-- Start Items --

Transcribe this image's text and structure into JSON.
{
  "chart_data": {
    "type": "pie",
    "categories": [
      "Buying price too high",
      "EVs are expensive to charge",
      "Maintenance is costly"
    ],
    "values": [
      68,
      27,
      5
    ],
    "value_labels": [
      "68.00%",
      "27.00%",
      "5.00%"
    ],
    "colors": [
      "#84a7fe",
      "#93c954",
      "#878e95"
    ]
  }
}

-- End Items --

Task objective - Repeat every line of the records above exactly.

Solution to this problem -
Transcribe this image's text and structure into JSON.
{
  "chart_data": {
    "type": "pie",
    "categories": [
      "Buying price too high",
      "EVs are expensive to charge",
      "Maintenance is costly"
    ],
    "values": [
      68,
      27,
      5
    ],
    "value_labels": [
      "68.00%",
      "27.00%",
      "5.00%"
    ],
    "colors": [
      "#84a7fe",
      "#93c954",
      "#878e95"
    ]
  }
}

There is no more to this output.